In the records below, find each line with the word "بالمترشح" and copy it.

══════

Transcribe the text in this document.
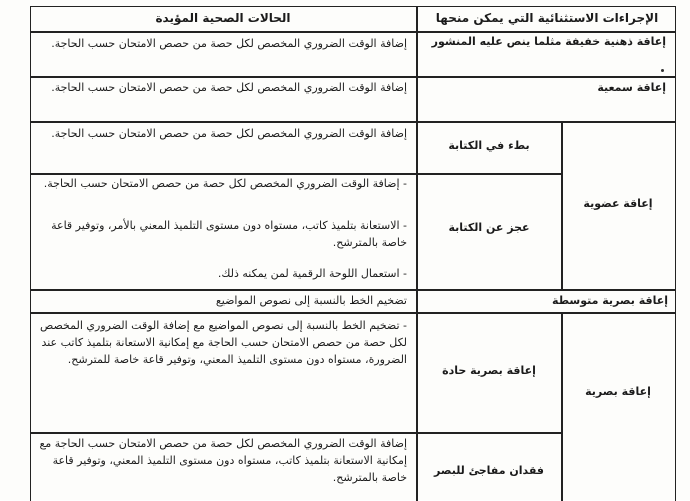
الإجراءات الاستثنائية التي يمكن منحها
الحالات الصحية المؤيدة
إعاقة ذهنية خفيفة مثلما ينص عليه المنشور
إضافة الوقت الضروري المخصص لكل حصة من حصص الامتحان حسب الحاجة.
إعاقة سمعية
إضافة الوقت الضروري المخصص لكل حصة من حصص الامتحان حسب الحاجة.
إعاقة عضوية
بطء في الكتابة
إضافة الوقت الضروري المخصص لكل حصة من حصص الامتحان حسب الحاجة.
عجز عن الكتابة
- إضافة الوقت الضروري المخصص لكل حصة من حصص الامتحان حسب الحاجة.
- الاستعانة بتلميذ كاتب، مستواه دون مستوى التلميذ المعني بالأمر، وتوفير قاعة خاصة بالمترشح.
- استعمال اللوحة الرقمية لمن يمكنه ذلك.
إعاقة بصرية متوسطة
تضخيم الخط بالنسبة إلى نصوص المواضيع
إعاقة بصرية
إعاقة بصرية حادة
- تضخيم الخط بالنسبة إلى نصوص المواضيع مع إضافة الوقت الضروري المخصص لكل حصة من حصص الامتحان حسب الحاجة مع إمكانية الاستعانة بتلميذ كاتب عند الضرورة، مستواه دون مستوى التلميذ المعني، وتوفير قاعة خاصة للمترشح.
فقدان مفاجئ للبصر
إضافة الوقت الضروري المخصص لكل حصة من حصص الامتحان حسب الحاجة مع إمكانية الاستعانة بتلميذ كاتب، مستواه دون مستوى التلميذ المعني، وتوفير قاعة خاصة بالمترشح.
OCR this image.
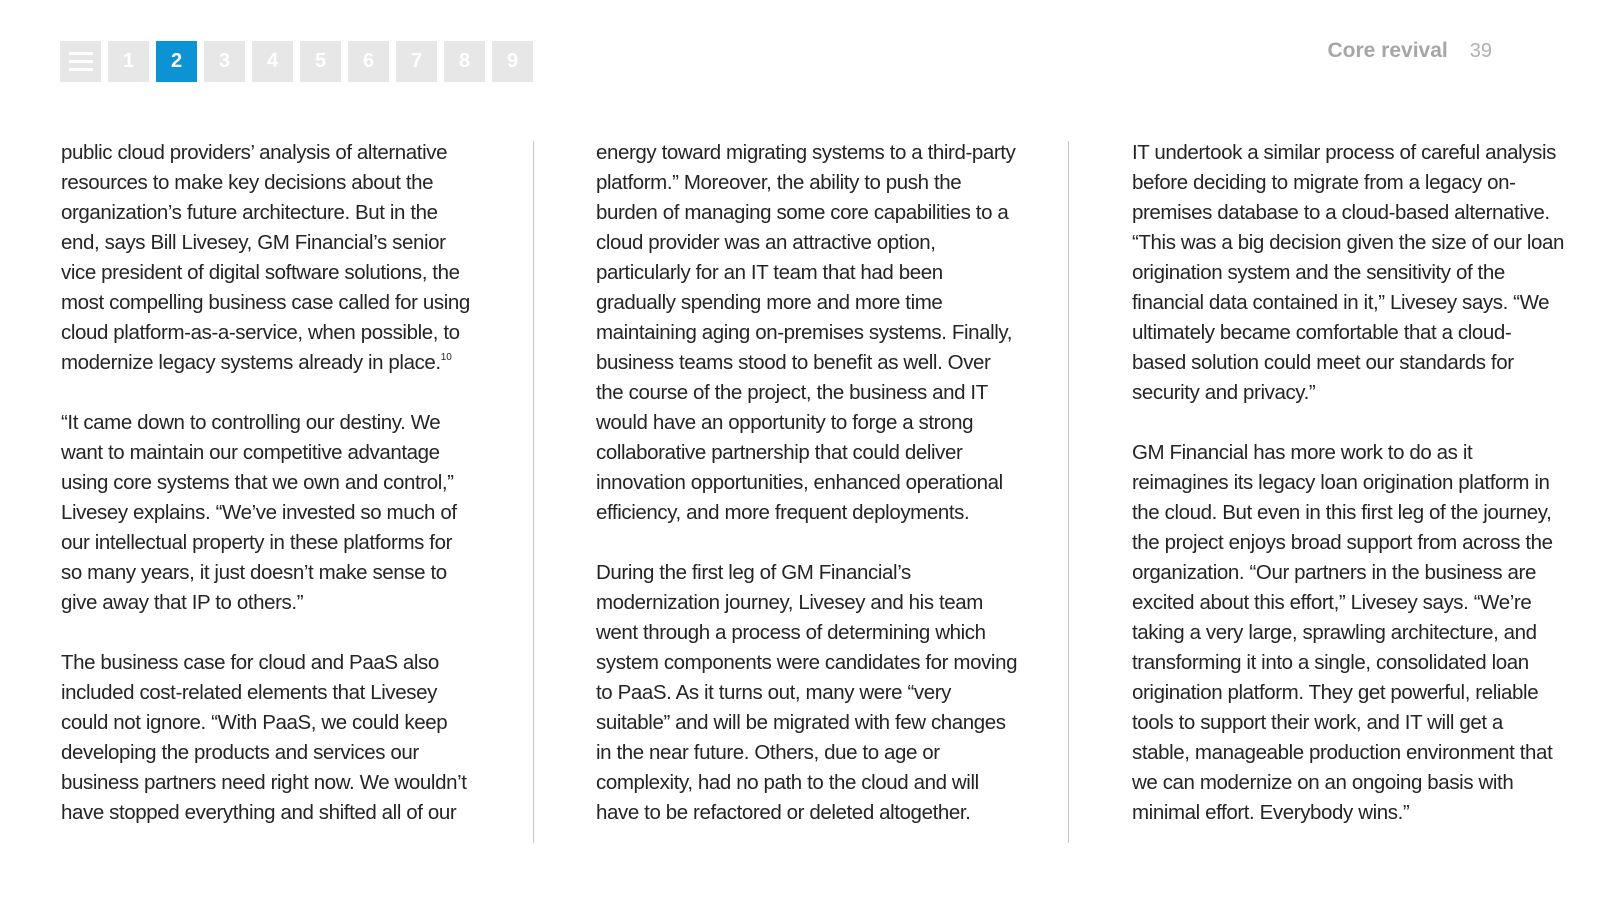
1	2	3	4	5	6	7	8	9	Core revival 39

public cloud providers’ analysis of alternative resources to make key decisions about the organization’s future architecture. But in the end, says Bill Livesey, GM Financial’s senior vice president of digital software solutions, the most compelling business case called for using cloud platform-as-a-service, when possible, to modernize legacy systems already in place.$^{10}$

“It came down to controlling our destiny. We want to maintain our competitive advantage using core systems that we own and control,” Livesey explains. “We’ve invested so much of our intellectual property in these platforms for so many years, it just doesn’t make sense to give away that IP to others.”

The business case for cloud and PaaS also included cost-related elements that Livesey could not ignore. “With PaaS, we could keep developing the products and services our business partners need right now. We wouldn’t have stopped everything and shifted all of our

energy toward migrating systems to a third-party platform.” Moreover, the ability to push the burden of managing some core capabilities to a cloud provider was an attractive option, particularly for an IT team that had been gradually spending more and more time maintaining aging on-premises systems. Finally, business teams stood to benefit as well. Over the course of the project, the business and IT would have an opportunity to forge a strong collaborative partnership that could deliver innovation opportunities, enhanced operational efficiency, and more frequent deployments.

During the first leg of GM Financial’s modernization journey, Livesey and his team went through a process of determining which system components were candidates for moving to PaaS. As it turns out, many were “very suitable” and will be migrated with few changes in the near future. Others, due to age or complexity, had no path to the cloud and will have to be refactored or deleted altogether.

IT undertook a similar process of careful analysis before deciding to migrate from a legacy on-premises database to a cloud-based alternative. “This was a big decision given the size of our loan origination system and the sensitivity of the financial data contained in it,” Livesey says. “We ultimately became comfortable that a cloud-based solution could meet our standards for security and privacy.”

GM Financial has more work to do as it reimagines its legacy loan origination platform in the cloud. But even in this first leg of the journey, the project enjoys broad support from across the organization. “Our partners in the business are excited about this effort,” Livesey says. “We’re taking a very large, sprawling architecture, and transforming it into a single, consolidated loan origination platform. They get powerful, reliable tools to support their work, and IT will get a stable, manageable production environment that we can modernize on an ongoing basis with minimal effort. Everybody wins.”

══════

[Exercise result]
- الاستعانة بتلميذ كاتب، مستواه دون مستوى التلميذ المعني بالأمر، وتوفير قاعة خاصة بالمترشح.
إضافة الوقت الضروري المخصص لكل حصة من حصص الامتحان حسب الحاجة مع إمكانية الاستعانة بتلميذ كاتب، مستواه دون مستوى التلميذ المعني، وتوفير قاعة خاصة بالمترشح.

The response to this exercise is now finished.